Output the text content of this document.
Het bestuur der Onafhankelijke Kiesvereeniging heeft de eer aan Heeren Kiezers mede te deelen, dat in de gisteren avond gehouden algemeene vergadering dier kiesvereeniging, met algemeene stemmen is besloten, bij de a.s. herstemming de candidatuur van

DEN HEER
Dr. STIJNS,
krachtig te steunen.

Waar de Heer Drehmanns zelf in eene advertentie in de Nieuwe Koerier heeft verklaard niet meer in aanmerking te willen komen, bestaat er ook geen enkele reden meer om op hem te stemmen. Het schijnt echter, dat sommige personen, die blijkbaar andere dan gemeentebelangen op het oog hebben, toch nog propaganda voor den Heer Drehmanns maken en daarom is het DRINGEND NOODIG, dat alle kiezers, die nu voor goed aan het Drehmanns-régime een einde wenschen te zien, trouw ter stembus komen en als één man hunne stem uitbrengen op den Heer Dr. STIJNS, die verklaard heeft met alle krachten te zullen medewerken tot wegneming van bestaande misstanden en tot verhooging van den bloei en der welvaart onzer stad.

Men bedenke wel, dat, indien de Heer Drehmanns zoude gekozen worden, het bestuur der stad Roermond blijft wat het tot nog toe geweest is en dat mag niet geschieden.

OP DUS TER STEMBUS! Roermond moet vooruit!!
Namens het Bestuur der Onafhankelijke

--*--

### Description of the task
List every line in the records above that contains the word "Roermond".

### Task output
Men bedenke wel, dat, indien de Heer Drehmanns zoude gekozen worden, het bestuur der stad Roermond blijft wat het tot nog toe geweest is en dat mag niet geschieden.
OP DUS TER STEMBUS! Roermond moet vooruit!!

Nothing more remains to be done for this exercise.